Dataset records
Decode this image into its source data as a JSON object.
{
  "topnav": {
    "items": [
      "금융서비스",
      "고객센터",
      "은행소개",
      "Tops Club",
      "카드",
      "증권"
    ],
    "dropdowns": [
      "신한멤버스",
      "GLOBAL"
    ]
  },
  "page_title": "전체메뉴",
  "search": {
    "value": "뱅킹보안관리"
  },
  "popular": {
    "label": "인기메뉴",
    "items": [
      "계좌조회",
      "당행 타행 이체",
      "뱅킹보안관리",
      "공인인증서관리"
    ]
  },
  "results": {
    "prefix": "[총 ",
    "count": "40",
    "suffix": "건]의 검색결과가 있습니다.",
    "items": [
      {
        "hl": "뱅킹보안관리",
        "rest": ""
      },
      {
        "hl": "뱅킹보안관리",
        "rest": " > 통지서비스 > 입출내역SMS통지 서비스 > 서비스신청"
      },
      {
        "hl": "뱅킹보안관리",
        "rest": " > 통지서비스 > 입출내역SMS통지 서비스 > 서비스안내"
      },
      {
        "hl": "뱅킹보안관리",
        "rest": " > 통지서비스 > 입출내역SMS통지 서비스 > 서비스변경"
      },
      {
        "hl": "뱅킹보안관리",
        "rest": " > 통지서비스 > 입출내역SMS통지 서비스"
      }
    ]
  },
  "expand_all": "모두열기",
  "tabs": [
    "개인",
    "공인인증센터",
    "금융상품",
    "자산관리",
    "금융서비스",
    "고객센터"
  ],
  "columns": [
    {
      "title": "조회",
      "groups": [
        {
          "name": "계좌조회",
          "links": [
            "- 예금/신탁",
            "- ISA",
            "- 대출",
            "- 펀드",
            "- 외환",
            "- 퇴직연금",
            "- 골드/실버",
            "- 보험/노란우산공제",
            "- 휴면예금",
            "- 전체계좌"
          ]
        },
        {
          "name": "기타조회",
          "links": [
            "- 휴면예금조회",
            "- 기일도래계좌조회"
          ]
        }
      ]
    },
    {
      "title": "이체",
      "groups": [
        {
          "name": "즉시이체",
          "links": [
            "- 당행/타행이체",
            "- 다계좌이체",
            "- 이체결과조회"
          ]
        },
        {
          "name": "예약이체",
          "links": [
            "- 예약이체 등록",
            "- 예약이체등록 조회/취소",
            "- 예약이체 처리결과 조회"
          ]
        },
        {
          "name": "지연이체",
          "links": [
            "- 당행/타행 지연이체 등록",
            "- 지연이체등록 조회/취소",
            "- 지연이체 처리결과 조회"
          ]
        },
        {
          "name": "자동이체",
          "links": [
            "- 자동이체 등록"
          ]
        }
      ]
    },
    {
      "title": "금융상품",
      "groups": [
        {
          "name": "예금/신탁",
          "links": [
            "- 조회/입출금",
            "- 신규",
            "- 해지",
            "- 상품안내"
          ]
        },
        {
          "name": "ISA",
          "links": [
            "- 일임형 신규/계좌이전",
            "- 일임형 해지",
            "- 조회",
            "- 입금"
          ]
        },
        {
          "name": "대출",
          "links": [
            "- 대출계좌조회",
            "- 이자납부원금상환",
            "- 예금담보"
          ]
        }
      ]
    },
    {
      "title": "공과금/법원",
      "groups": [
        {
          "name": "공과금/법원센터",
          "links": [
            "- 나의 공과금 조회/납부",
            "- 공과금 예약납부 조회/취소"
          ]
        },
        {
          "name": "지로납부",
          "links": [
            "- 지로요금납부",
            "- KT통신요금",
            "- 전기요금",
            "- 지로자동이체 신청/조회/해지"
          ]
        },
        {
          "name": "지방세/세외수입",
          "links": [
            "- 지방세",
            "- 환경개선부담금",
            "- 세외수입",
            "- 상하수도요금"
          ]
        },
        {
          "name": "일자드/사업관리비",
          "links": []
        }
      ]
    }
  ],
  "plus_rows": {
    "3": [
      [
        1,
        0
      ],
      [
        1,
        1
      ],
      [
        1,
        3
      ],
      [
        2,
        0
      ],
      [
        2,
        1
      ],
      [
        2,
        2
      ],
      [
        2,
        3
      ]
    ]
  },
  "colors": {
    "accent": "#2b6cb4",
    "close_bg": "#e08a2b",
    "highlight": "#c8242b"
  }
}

## Your goal
Pick out every line above that holds the word "rest" and copy it.

## The solution
        "rest": ""
        "rest": " > 통지서비스 > 입출내역SMS통지 서비스 > 서비스신청"
        "rest": " > 통지서비스 > 입출내역SMS통지 서비스 > 서비스안내"
        "rest": " > 통지서비스 > 입출내역SMS통지 서비스 > 서비스변경"
        "rest": " > 통지서비스 > 입출내역SMS통지 서비스"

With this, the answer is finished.